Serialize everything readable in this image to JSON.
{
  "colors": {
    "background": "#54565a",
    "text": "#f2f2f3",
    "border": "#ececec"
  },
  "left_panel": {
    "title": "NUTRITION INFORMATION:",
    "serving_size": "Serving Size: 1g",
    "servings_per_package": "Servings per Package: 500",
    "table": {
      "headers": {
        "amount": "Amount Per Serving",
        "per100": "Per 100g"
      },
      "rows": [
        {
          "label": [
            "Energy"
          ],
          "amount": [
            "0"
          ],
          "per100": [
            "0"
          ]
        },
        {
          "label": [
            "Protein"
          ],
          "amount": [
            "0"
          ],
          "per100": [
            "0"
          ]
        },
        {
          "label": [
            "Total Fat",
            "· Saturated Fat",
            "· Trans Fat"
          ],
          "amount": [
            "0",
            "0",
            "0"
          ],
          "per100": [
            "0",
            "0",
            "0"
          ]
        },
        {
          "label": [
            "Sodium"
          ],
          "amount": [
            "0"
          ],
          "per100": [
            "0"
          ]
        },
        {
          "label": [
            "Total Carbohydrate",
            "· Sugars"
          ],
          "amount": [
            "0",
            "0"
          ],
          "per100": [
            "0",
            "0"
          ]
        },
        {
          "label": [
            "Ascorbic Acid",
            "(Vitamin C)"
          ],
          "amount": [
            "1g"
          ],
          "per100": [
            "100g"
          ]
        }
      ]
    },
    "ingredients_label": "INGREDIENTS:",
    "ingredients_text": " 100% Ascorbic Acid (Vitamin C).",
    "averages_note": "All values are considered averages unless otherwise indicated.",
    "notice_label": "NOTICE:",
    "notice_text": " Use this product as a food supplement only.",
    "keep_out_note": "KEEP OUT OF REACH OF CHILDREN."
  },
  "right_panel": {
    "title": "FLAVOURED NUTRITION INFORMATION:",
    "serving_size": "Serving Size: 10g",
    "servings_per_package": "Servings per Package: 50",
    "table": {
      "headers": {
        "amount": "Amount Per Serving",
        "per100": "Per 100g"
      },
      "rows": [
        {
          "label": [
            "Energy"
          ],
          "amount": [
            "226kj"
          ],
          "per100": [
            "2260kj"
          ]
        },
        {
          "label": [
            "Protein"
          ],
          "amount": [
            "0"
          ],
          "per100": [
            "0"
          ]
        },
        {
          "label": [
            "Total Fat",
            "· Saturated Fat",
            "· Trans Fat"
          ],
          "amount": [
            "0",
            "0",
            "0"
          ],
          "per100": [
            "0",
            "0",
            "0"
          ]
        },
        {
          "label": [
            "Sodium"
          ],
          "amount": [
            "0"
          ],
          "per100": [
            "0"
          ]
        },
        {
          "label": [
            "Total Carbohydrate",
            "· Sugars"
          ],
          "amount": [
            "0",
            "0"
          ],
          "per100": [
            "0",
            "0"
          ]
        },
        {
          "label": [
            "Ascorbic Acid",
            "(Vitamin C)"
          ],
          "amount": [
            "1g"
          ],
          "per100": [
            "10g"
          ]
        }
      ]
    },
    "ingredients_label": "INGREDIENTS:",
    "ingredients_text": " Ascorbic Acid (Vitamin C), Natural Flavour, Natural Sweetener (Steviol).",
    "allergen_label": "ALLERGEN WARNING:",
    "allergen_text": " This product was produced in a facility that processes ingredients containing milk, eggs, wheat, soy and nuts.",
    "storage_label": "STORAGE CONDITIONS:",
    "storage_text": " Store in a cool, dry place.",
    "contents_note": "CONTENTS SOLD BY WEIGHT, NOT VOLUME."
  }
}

============

(REQUIRED WORK): Return the material above in full, exactly as it appears.

(RESULT OF THIS TASK):
Serialize everything readable in this image to JSON.
{
  "colors": {
    "background": "#54565a",
    "text": "#f2f2f3",
    "border": "#ececec"
  },
  "left_panel": {
    "title": "NUTRITION INFORMATION:",
    "serving_size": "Serving Size: 1g",
    "servings_per_package": "Servings per Package: 500",
    "table": {
      "headers": {
        "amount": "Amount Per Serving",
        "per100": "Per 100g"
      },
      "rows": [
        {
          "label": [
            "Energy"
          ],
          "amount": [
            "0"
          ],
          "per100": [
            "0"
          ]
        },
        {
          "label": [
            "Protein"
          ],
          "amount": [
            "0"
          ],
          "per100": [
            "0"
          ]
        },
        {
          "label": [
            "Total Fat",
            "· Saturated Fat",
            "· Trans Fat"
          ],
          "amount": [
            "0",
            "0",
            "0"
          ],
          "per100": [
            "0",
            "0",
            "0"
          ]
        },
        {
          "label": [
            "Sodium"
          ],
          "amount": [
            "0"
          ],
          "per100": [
            "0"
          ]
        },
        {
          "label": [
            "Total Carbohydrate",
            "· Sugars"
          ],
          "amount": [
            "0",
            "0"
          ],
          "per100": [
            "0",
            "0"
          ]
        },
        {
          "label": [
            "Ascorbic Acid",
            "(Vitamin C)"
          ],
          "amount": [
            "1g"
          ],
          "per100": [
            "100g"
          ]
        }
      ]
    },
    "ingredients_label": "INGREDIENTS:",
    "ingredients_text": " 100% Ascorbic Acid (Vitamin C).",
    "averages_note": "All values are considered averages unless otherwise indicated.",
    "notice_label": "NOTICE:",
    "notice_text": " Use this product as a food supplement only.",
    "keep_out_note": "KEEP OUT OF REACH OF CHILDREN."
  },
  "right_panel": {
    "title": "FLAVOURED NUTRITION INFORMATION:",
    "serving_size": "Serving Size: 10g",
    "servings_per_package": "Servings per Package: 50",
    "table": {
      "headers": {
        "amount": "Amount Per Serving",
        "per100": "Per 100g"
      },
      "rows": [
        {
          "label": [
            "Energy"
          ],
          "amount": [
            "226kj"
          ],
          "per100": [
            "2260kj"
          ]
        },
        {
          "label": [
            "Protein"
          ],
          "amount": [
            "0"
          ],
          "per100": [
            "0"
          ]
        },
        {
          "label": [
            "Total Fat",
            "· Saturated Fat",
            "· Trans Fat"
          ],
          "amount": [
            "0",
            "0",
            "0"
          ],
          "per100": [
            "0",
            "0",
            "0"
          ]
        },
        {
          "label": [
            "Sodium"
          ],
          "amount": [
            "0"
          ],
          "per100": [
            "0"
          ]
        },
        {
          "label": [
            "Total Carbohydrate",
            "· Sugars"
          ],
          "amount": [
            "0",
            "0"
          ],
          "per100": [
            "0",
            "0"
          ]
        },
        {
          "label": [
            "Ascorbic Acid",
            "(Vitamin C)"
          ],
          "amount": [
            "1g"
          ],
          "per100": [
            "10g"
          ]
        }
      ]
    },
    "ingredients_label": "INGREDIENTS:",
    "ingredients_text": " Ascorbic Acid (Vitamin C), Natural Flavour, Natural Sweetener (Steviol).",
    "allergen_label": "ALLERGEN WARNING:",
    "allergen_text": " This product was produced in a facility that processes ingredients containing milk, eggs, wheat, soy and nuts.",
    "storage_label": "STORAGE CONDITIONS:",
    "storage_text": " Store in a cool, dry place.",
    "contents_note": "CONTENTS SOLD BY WEIGHT, NOT VOLUME."
  }
}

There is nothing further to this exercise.